• DATA ENTRIES
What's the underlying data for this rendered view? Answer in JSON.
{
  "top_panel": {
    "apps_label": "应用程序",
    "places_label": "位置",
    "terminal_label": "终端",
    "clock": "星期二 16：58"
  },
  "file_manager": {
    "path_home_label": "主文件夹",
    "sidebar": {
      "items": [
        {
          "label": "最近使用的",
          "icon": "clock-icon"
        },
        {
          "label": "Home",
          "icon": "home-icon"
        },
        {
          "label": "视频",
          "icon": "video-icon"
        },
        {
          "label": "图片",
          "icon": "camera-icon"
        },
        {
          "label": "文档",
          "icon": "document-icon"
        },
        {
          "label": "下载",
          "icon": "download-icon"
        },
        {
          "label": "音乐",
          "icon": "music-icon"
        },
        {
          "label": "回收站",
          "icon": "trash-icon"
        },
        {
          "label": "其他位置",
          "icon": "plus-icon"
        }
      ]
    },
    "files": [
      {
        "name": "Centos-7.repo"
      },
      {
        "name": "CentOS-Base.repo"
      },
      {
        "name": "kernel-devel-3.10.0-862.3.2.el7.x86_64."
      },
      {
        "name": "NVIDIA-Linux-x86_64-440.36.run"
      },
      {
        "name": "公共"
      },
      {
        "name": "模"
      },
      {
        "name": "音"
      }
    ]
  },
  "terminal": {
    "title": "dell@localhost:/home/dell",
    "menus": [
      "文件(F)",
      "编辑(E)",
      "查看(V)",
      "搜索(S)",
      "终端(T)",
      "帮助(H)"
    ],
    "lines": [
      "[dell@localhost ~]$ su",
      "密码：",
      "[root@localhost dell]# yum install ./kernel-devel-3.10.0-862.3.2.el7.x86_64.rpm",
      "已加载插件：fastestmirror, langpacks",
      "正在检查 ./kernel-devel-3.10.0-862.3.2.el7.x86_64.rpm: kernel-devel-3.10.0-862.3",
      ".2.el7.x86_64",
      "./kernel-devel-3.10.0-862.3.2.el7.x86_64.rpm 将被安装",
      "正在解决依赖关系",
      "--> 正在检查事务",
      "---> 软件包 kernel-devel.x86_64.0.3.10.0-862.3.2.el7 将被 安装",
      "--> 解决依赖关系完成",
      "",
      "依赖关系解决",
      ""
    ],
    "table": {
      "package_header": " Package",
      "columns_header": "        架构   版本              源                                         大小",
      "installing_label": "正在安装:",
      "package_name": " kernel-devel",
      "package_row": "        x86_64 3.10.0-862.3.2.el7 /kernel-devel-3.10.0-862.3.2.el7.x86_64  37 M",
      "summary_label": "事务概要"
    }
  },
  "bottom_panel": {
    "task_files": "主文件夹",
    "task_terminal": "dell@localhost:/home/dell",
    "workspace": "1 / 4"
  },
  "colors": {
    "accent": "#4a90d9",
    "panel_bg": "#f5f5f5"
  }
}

• GIVEN PROBLEM
Each line above that holds the string "dell" should be copied and shown.

• RESPONSE BELOW
    "title": "dell@localhost:/home/dell",
      "[dell@localhost ~]$ su",
      "[root@localhost dell]# yum install ./kernel-devel-3.10.0-862.3.2.el7.x86_64.rpm",
    "task_terminal": "dell@localhost:/home/dell",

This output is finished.